### Dataset records

%%

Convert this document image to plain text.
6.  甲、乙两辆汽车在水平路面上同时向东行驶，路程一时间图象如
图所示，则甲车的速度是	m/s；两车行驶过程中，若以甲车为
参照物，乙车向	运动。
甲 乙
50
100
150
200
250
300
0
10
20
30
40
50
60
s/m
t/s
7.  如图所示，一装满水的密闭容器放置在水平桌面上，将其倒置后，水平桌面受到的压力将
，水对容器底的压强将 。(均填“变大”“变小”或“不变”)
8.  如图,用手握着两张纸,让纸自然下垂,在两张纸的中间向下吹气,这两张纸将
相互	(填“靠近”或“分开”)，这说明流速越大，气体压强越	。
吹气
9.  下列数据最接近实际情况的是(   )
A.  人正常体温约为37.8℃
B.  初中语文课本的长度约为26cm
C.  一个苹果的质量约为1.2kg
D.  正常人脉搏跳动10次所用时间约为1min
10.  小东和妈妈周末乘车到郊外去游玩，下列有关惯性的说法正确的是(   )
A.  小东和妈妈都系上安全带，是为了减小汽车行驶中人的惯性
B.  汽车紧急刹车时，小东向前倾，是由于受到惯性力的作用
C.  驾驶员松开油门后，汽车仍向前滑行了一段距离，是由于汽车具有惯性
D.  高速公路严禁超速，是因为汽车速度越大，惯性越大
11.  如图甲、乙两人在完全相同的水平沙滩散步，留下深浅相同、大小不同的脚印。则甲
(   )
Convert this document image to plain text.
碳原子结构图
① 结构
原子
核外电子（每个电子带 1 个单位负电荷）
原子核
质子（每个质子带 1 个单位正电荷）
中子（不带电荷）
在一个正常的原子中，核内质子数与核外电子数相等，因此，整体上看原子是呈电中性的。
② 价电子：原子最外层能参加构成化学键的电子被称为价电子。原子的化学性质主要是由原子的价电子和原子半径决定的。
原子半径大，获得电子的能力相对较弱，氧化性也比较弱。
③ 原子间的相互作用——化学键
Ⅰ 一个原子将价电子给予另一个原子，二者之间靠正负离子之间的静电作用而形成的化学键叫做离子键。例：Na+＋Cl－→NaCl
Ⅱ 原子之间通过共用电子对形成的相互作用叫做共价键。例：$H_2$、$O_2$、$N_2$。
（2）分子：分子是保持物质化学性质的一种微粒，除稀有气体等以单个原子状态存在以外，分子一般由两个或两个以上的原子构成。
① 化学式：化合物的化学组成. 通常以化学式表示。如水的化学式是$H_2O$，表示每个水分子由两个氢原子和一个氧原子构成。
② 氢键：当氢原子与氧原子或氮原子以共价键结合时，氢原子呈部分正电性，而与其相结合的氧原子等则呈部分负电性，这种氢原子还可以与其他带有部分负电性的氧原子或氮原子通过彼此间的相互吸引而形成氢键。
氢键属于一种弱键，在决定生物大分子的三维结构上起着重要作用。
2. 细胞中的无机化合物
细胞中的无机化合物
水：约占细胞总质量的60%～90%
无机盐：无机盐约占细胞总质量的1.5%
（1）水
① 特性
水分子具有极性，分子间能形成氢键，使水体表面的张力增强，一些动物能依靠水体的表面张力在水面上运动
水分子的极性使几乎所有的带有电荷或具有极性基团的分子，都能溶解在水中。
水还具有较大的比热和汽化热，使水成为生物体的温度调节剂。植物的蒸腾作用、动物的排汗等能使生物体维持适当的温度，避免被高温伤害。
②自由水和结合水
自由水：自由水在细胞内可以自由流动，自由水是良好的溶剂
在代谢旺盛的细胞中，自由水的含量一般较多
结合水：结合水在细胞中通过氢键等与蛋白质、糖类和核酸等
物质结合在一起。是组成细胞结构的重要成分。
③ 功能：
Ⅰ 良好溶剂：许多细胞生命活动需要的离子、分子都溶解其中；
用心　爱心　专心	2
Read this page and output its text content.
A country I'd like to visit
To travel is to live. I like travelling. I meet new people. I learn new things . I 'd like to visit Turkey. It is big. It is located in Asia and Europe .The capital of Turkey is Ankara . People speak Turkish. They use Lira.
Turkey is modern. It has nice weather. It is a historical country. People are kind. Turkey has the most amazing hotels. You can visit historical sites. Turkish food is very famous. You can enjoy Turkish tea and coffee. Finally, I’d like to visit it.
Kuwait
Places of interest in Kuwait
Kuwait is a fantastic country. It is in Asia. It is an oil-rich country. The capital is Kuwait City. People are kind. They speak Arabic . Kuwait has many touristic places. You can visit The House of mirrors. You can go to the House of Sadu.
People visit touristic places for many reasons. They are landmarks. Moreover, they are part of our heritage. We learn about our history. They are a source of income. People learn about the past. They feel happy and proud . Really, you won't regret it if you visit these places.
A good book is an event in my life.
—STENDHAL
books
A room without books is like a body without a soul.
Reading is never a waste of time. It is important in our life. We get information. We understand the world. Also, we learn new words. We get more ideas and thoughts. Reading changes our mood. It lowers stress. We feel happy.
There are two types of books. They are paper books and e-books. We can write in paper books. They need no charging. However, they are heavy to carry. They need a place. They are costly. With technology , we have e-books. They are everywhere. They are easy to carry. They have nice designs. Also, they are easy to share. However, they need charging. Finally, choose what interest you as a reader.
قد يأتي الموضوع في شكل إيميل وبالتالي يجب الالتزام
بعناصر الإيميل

%%

### Given problem
Go through the listing above and locate each line that holds the word "country". Copy those lines.

### The solution
A country I'd like to visit
Turkey is modern. It has nice weather. It is a historical country. People are kind. Turkey has the most amazing hotels. You can visit historical sites. Turkish food is very famous. You can enjoy Turkish tea and coffee. Finally, I’d like to visit it.
Kuwait is a fantastic country. It is in Asia. It is an oil-rich country. The capital is Kuwait City. People are kind. They speak Arabic . Kuwait has many touristic places. You can visit The House of mirrors. You can go to the House of Sadu.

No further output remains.